═══ DATASET ROWS

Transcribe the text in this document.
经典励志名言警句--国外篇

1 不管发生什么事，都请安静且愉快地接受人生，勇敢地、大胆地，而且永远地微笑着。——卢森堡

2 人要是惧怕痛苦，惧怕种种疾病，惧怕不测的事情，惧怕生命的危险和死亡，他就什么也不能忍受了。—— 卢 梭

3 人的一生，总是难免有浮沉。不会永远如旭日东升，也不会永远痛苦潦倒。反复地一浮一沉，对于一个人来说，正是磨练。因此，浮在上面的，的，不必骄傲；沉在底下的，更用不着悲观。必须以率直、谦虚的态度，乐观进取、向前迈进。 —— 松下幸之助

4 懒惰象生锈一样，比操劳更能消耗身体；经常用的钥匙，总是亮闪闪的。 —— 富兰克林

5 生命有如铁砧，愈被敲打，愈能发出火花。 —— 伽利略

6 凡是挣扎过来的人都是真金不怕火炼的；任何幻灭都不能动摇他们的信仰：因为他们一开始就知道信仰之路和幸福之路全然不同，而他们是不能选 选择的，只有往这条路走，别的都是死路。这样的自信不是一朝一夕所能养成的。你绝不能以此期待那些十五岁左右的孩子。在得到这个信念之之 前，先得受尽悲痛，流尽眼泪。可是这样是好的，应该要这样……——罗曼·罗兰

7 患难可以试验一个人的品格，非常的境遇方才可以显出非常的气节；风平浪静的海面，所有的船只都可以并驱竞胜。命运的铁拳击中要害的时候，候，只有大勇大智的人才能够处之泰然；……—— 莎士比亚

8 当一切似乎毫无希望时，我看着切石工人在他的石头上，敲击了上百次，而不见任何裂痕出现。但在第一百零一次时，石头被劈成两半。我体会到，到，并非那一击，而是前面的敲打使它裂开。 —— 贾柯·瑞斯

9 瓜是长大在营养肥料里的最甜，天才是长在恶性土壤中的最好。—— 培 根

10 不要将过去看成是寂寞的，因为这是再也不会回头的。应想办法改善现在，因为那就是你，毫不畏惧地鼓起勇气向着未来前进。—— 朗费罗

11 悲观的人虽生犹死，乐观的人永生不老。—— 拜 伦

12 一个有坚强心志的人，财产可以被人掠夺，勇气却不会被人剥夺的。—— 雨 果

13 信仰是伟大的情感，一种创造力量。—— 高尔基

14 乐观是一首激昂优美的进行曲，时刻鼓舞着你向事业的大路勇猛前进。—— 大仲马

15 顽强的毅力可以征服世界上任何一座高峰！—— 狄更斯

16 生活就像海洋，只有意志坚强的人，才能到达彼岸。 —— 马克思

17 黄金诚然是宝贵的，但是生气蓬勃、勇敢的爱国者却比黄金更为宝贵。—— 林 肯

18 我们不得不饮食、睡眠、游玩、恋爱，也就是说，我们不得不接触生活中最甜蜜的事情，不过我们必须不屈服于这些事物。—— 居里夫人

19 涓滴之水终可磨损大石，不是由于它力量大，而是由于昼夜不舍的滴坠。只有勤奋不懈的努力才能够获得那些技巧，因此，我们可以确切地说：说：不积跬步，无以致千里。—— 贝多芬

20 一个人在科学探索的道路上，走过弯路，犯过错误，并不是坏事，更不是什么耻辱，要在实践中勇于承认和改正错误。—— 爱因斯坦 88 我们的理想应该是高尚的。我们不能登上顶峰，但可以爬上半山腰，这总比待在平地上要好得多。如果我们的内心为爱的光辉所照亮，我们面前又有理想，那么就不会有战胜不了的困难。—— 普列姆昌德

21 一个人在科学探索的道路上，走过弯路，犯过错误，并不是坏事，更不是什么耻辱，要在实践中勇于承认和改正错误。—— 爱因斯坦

══════

WHAT IS BEING ASKED
Your task is to reproduce all of the records exactly.

EXPECTED ANSWER
Transcribe the text in this document.
经典励志名言警句--国外篇

1 不管发生什么事，都请安静且愉快地接受人生，勇敢地、大胆地，而且永远地微笑着。——卢森堡

2 人要是惧怕痛苦，惧怕种种疾病，惧怕不测的事情，惧怕生命的危险和死亡，他就什么也不能忍受了。—— 卢 梭

3 人的一生，总是难免有浮沉。不会永远如旭日东升，也不会永远痛苦潦倒。反复地一浮一沉，对于一个人来说，正是磨练。因此，浮在上面的，的，不必骄傲；沉在底下的，更用不着悲观。必须以率直、谦虚的态度，乐观进取、向前迈进。 —— 松下幸之助

4 懒惰象生锈一样，比操劳更能消耗身体；经常用的钥匙，总是亮闪闪的。 —— 富兰克林

5 生命有如铁砧，愈被敲打，愈能发出火花。 —— 伽利略

6 凡是挣扎过来的人都是真金不怕火炼的；任何幻灭都不能动摇他们的信仰：因为他们一开始就知道信仰之路和幸福之路全然不同，而他们是不能选 选择的，只有往这条路走，别的都是死路。这样的自信不是一朝一夕所能养成的。你绝不能以此期待那些十五岁左右的孩子。在得到这个信念之之 前，先得受尽悲痛，流尽眼泪。可是这样是好的，应该要这样……——罗曼·罗兰

7 患难可以试验一个人的品格，非常的境遇方才可以显出非常的气节；风平浪静的海面，所有的船只都可以并驱竞胜。命运的铁拳击中要害的时候，候，只有大勇大智的人才能够处之泰然；……—— 莎士比亚

8 当一切似乎毫无希望时，我看着切石工人在他的石头上，敲击了上百次，而不见任何裂痕出现。但在第一百零一次时，石头被劈成两半。我体会到，到，并非那一击，而是前面的敲打使它裂开。 —— 贾柯·瑞斯

9 瓜是长大在营养肥料里的最甜，天才是长在恶性土壤中的最好。—— 培 根

10 不要将过去看成是寂寞的，因为这是再也不会回头的。应想办法改善现在，因为那就是你，毫不畏惧地鼓起勇气向着未来前进。—— 朗费罗

11 悲观的人虽生犹死，乐观的人永生不老。—— 拜 伦

12 一个有坚强心志的人，财产可以被人掠夺，勇气却不会被人剥夺的。—— 雨 果

13 信仰是伟大的情感，一种创造力量。—— 高尔基

14 乐观是一首激昂优美的进行曲，时刻鼓舞着你向事业的大路勇猛前进。—— 大仲马

15 顽强的毅力可以征服世界上任何一座高峰！—— 狄更斯

16 生活就像海洋，只有意志坚强的人，才能到达彼岸。 —— 马克思

17 黄金诚然是宝贵的，但是生气蓬勃、勇敢的爱国者却比黄金更为宝贵。—— 林 肯

18 我们不得不饮食、睡眠、游玩、恋爱，也就是说，我们不得不接触生活中最甜蜜的事情，不过我们必须不屈服于这些事物。—— 居里夫人

19 涓滴之水终可磨损大石，不是由于它力量大，而是由于昼夜不舍的滴坠。只有勤奋不懈的努力才能够获得那些技巧，因此，我们可以确切地说：说：不积跬步，无以致千里。—— 贝多芬

20 一个人在科学探索的道路上，走过弯路，犯过错误，并不是坏事，更不是什么耻辱，要在实践中勇于承认和改正错误。—— 爱因斯坦 88 我们的理想应该是高尚的。我们不能登上顶峰，但可以爬上半山腰，这总比待在平地上要好得多。如果我们的内心为爱的光辉所照亮，我们面前又有理想，那么就不会有战胜不了的困难。—— 普列姆昌德

21 一个人在科学探索的道路上，走过弯路，犯过错误，并不是坏事，更不是什么耻辱，要在实践中勇于承认和改正错误。—— 爱因斯坦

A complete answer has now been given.